>> Start INPUT
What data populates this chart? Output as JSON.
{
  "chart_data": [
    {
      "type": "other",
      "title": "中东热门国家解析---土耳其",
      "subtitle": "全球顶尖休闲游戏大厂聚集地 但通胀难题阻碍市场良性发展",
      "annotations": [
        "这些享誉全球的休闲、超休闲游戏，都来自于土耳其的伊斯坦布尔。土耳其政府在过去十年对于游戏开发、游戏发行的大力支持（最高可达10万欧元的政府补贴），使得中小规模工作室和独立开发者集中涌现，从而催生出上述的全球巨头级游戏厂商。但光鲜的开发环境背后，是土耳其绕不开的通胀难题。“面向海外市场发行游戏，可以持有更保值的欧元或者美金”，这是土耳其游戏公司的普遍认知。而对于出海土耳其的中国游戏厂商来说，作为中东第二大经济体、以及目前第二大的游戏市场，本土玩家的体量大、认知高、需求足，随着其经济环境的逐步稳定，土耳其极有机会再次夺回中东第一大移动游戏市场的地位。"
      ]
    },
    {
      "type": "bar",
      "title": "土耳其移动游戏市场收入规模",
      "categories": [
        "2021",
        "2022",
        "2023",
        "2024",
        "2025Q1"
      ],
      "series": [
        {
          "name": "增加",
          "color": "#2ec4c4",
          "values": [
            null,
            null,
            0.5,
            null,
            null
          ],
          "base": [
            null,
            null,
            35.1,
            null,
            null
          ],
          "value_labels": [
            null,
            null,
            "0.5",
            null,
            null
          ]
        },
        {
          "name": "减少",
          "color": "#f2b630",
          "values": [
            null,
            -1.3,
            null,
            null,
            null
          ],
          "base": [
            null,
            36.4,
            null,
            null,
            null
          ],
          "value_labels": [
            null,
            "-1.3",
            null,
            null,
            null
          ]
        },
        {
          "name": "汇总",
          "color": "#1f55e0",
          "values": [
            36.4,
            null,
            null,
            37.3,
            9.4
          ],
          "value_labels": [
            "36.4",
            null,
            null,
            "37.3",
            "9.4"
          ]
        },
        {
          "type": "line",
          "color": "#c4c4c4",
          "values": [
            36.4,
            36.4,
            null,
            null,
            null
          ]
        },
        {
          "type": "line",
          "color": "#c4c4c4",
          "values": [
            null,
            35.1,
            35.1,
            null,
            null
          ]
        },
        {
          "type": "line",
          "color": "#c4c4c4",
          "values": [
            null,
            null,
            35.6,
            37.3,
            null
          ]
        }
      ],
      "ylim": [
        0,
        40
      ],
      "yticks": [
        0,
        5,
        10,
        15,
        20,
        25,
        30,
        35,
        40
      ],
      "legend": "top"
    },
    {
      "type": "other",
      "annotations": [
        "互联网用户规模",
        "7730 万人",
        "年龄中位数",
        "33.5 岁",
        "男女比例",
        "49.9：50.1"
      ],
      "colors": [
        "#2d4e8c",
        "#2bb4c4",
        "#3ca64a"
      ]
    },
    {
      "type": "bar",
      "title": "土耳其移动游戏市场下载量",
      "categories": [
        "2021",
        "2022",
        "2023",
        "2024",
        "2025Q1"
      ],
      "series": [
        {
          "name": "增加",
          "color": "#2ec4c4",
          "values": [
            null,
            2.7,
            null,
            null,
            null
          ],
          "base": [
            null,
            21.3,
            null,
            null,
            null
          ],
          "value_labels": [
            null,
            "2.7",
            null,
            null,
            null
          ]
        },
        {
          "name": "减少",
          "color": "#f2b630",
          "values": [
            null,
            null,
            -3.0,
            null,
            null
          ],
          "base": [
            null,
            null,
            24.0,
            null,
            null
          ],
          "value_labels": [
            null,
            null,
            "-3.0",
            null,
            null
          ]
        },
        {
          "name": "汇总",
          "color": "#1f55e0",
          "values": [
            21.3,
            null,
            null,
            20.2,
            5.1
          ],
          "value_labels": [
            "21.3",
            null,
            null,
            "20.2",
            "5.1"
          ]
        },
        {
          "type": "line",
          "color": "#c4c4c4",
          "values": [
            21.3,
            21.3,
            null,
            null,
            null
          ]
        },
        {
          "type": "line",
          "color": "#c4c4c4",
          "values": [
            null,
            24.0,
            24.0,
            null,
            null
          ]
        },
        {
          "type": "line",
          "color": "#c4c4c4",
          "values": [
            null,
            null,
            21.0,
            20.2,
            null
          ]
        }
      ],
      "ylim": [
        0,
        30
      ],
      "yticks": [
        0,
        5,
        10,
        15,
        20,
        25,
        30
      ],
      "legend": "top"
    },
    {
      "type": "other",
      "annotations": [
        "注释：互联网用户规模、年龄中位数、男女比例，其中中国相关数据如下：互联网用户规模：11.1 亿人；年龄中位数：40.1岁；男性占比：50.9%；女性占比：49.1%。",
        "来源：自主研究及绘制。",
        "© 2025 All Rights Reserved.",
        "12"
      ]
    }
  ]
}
>> End INPUT
▶ [JOB]:
Exactly reproduce all of the entries above.

▶ [TASK ANSWER]:
What data populates this chart? Output as JSON.
{
  "chart_data": [
    {
      "type": "other",
      "title": "中东热门国家解析---土耳其",
      "subtitle": "全球顶尖休闲游戏大厂聚集地 但通胀难题阻碍市场良性发展",
      "annotations": [
        "这些享誉全球的休闲、超休闲游戏，都来自于土耳其的伊斯坦布尔。土耳其政府在过去十年对于游戏开发、游戏发行的大力支持（最高可达10万欧元的政府补贴），使得中小规模工作室和独立开发者集中涌现，从而催生出上述的全球巨头级游戏厂商。但光鲜的开发环境背后，是土耳其绕不开的通胀难题。“面向海外市场发行游戏，可以持有更保值的欧元或者美金”，这是土耳其游戏公司的普遍认知。而对于出海土耳其的中国游戏厂商来说，作为中东第二大经济体、以及目前第二大的游戏市场，本土玩家的体量大、认知高、需求足，随着其经济环境的逐步稳定，土耳其极有机会再次夺回中东第一大移动游戏市场的地位。"
      ]
    },
    {
      "type": "bar",
      "title": "土耳其移动游戏市场收入规模",
      "categories": [
        "2021",
        "2022",
        "2023",
        "2024",
        "2025Q1"
      ],
      "series": [
        {
          "name": "增加",
          "color": "#2ec4c4",
          "values": [
            null,
            null,
            0.5,
            null,
            null
          ],
          "base": [
            null,
            null,
            35.1,
            null,
            null
          ],
          "value_labels": [
            null,
            null,
            "0.5",
            null,
            null
          ]
        },
        {
          "name": "减少",
          "color": "#f2b630",
          "values": [
            null,
            -1.3,
            null,
            null,
            null
          ],
          "base": [
            null,
            36.4,
            null,
            null,
            null
          ],
          "value_labels": [
            null,
            "-1.3",
            null,
            null,
            null
          ]
        },
        {
          "name": "汇总",
          "color": "#1f55e0",
          "values": [
            36.4,
            null,
            null,
            37.3,
            9.4
          ],
          "value_labels": [
            "36.4",
            null,
            null,
            "37.3",
            "9.4"
          ]
        },
        {
          "type": "line",
          "color": "#c4c4c4",
          "values": [
            36.4,
            36.4,
            null,
            null,
            null
          ]
        },
        {
          "type": "line",
          "color": "#c4c4c4",
          "values": [
            null,
            35.1,
            35.1,
            null,
            null
          ]
        },
        {
          "type": "line",
          "color": "#c4c4c4",
          "values": [
            null,
            null,
            35.6,
            37.3,
            null
          ]
        }
      ],
      "ylim": [
        0,
        40
      ],
      "yticks": [
        0,
        5,
        10,
        15,
        20,
        25,
        30,
        35,
        40
      ],
      "legend": "top"
    },
    {
      "type": "other",
      "annotations": [
        "互联网用户规模",
        "7730 万人",
        "年龄中位数",
        "33.5 岁",
        "男女比例",
        "49.9：50.1"
      ],
      "colors": [
        "#2d4e8c",
        "#2bb4c4",
        "#3ca64a"
      ]
    },
    {
      "type": "bar",
      "title": "土耳其移动游戏市场下载量",
      "categories": [
        "2021",
        "2022",
        "2023",
        "2024",
        "2025Q1"
      ],
      "series": [
        {
          "name": "增加",
          "color": "#2ec4c4",
          "values": [
            null,
            2.7,
            null,
            null,
            null
          ],
          "base": [
            null,
            21.3,
            null,
            null,
            null
          ],
          "value_labels": [
            null,
            "2.7",
            null,
            null,
            null
          ]
        },
        {
          "name": "减少",
          "color": "#f2b630",
          "values": [
            null,
            null,
            -3.0,
            null,
            null
          ],
          "base": [
            null,
            null,
            24.0,
            null,
            null
          ],
          "value_labels": [
            null,
            null,
            "-3.0",
            null,
            null
          ]
        },
        {
          "name": "汇总",
          "color": "#1f55e0",
          "values": [
            21.3,
            null,
            null,
            20.2,
            5.1
          ],
          "value_labels": [
            "21.3",
            null,
            null,
            "20.2",
            "5.1"
          ]
        },
        {
          "type": "line",
          "color": "#c4c4c4",
          "values": [
            21.3,
            21.3,
            null,
            null,
            null
          ]
        },
        {
          "type": "line",
          "color": "#c4c4c4",
          "values": [
            null,
            24.0,
            24.0,
            null,
            null
          ]
        },
        {
          "type": "line",
          "color": "#c4c4c4",
          "values": [
            null,
            null,
            21.0,
            20.2,
            null
          ]
        }
      ],
      "ylim": [
        0,
        30
      ],
      "yticks": [
        0,
        5,
        10,
        15,
        20,
        25,
        30
      ],
      "legend": "top"
    },
    {
      "type": "other",
      "annotations": [
        "注释：互联网用户规模、年龄中位数、男女比例，其中中国相关数据如下：互联网用户规模：11.1 亿人；年龄中位数：40.1岁；男性占比：50.9%；女性占比：49.1%。",
        "来源：自主研究及绘制。",
        "© 2025 All Rights Reserved.",
        "12"
      ]
    }
  ]
}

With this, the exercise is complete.